— Start Given data —

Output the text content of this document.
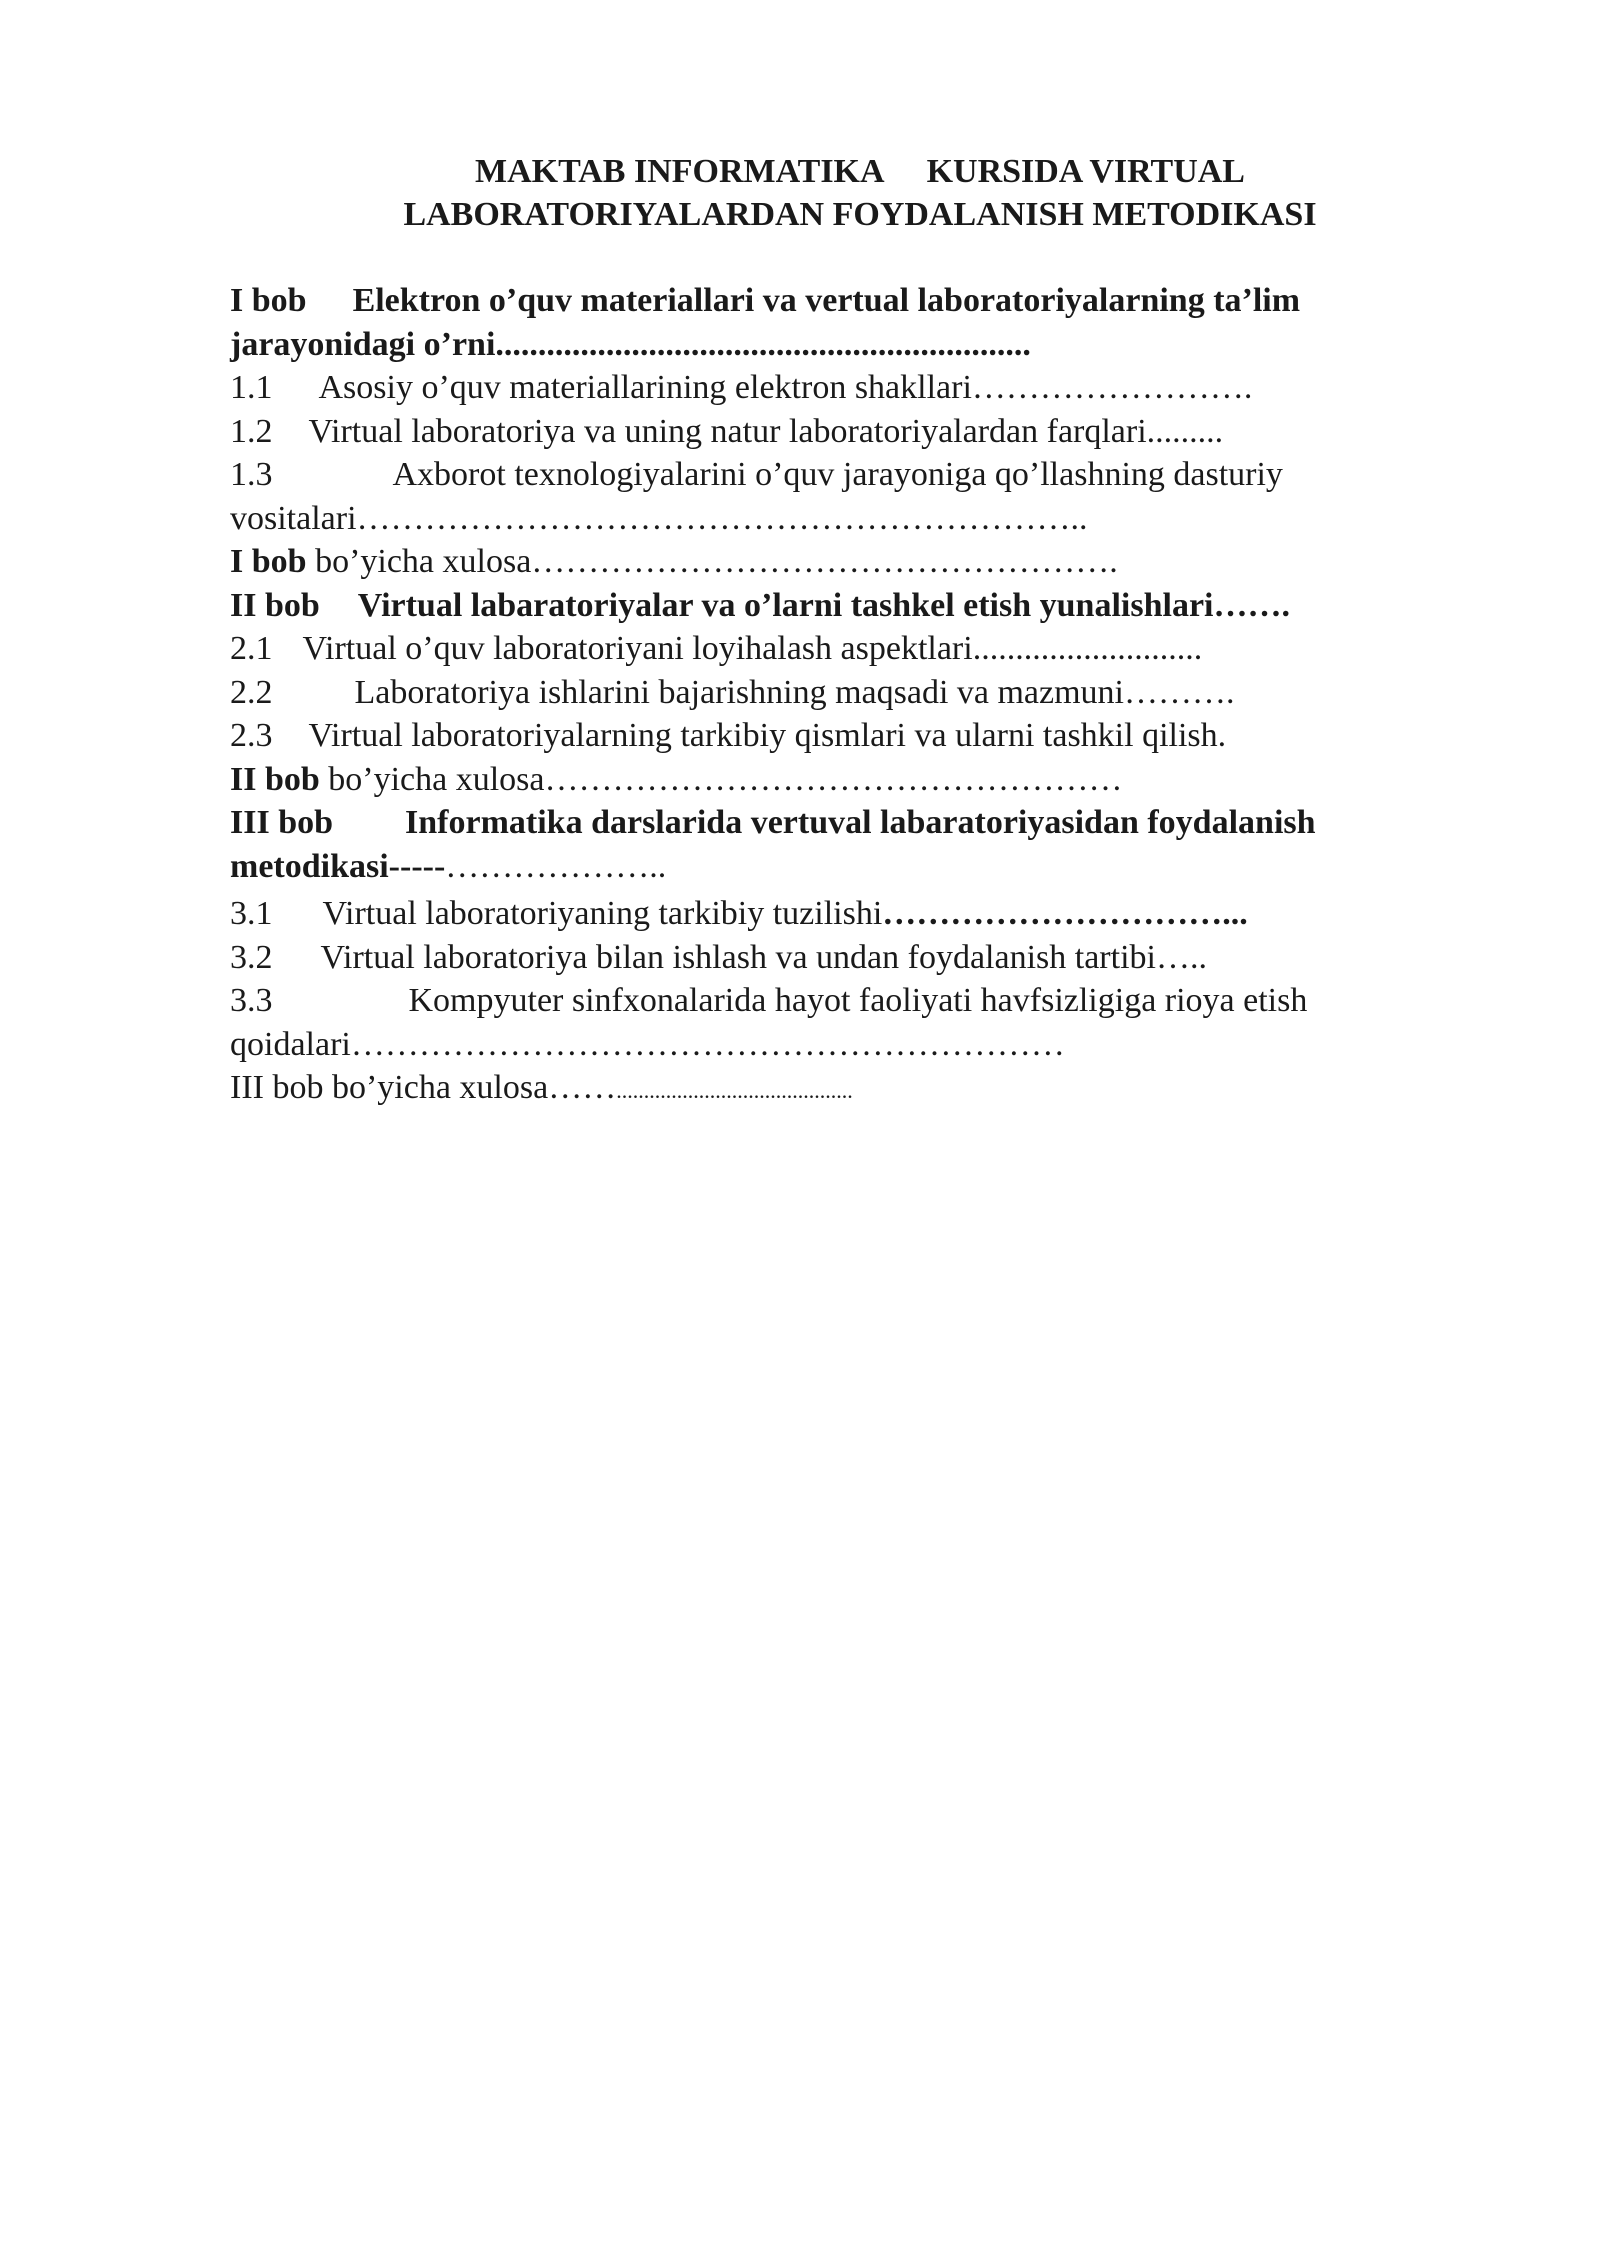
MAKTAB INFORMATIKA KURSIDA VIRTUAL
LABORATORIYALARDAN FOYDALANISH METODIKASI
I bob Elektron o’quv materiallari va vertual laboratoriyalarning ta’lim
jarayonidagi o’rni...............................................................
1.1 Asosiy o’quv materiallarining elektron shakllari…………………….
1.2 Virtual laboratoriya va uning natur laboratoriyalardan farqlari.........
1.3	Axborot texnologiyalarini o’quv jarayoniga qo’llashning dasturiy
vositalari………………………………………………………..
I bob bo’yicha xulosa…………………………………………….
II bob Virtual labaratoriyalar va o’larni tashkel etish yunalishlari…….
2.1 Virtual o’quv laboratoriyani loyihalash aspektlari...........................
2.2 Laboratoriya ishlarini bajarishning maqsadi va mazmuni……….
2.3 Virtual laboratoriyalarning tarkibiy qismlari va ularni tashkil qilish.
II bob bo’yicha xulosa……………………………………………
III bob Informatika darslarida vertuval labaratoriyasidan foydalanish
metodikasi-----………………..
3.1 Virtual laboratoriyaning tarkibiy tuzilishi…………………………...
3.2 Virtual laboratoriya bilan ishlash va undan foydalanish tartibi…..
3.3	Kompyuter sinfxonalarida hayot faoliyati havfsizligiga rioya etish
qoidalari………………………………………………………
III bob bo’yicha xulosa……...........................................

— End Given data —

§ Aim: Repeat the data exactly, without the pictures.

§ Task answer:
Output the text content of this document.
MAKTAB INFORMATIKA KURSIDA VIRTUAL
LABORATORIYALARDAN FOYDALANISH METODIKASI
I bob Elektron o’quv materiallari va vertual laboratoriyalarning ta’lim
jarayonidagi o’rni...............................................................
1.1 Asosiy o’quv materiallarining elektron shakllari…………………….
1.2 Virtual laboratoriya va uning natur laboratoriyalardan farqlari.........
1.3	Axborot texnologiyalarini o’quv jarayoniga qo’llashning dasturiy
vositalari………………………………………………………..
I bob bo’yicha xulosa…………………………………………….
II bob Virtual labaratoriyalar va o’larni tashkel etish yunalishlari…….
2.1 Virtual o’quv laboratoriyani loyihalash aspektlari...........................
2.2 Laboratoriya ishlarini bajarishning maqsadi va mazmuni……….
2.3 Virtual laboratoriyalarning tarkibiy qismlari va ularni tashkil qilish.
II bob bo’yicha xulosa……………………………………………
III bob Informatika darslarida vertuval labaratoriyasidan foydalanish
metodikasi-----………………..
3.1 Virtual laboratoriyaning tarkibiy tuzilishi…………………………...
3.2 Virtual laboratoriya bilan ishlash va undan foydalanish tartibi…..
3.3	Kompyuter sinfxonalarida hayot faoliyati havfsizligiga rioya etish
qoidalari………………………………………………………
III bob bo’yicha xulosa……...........................................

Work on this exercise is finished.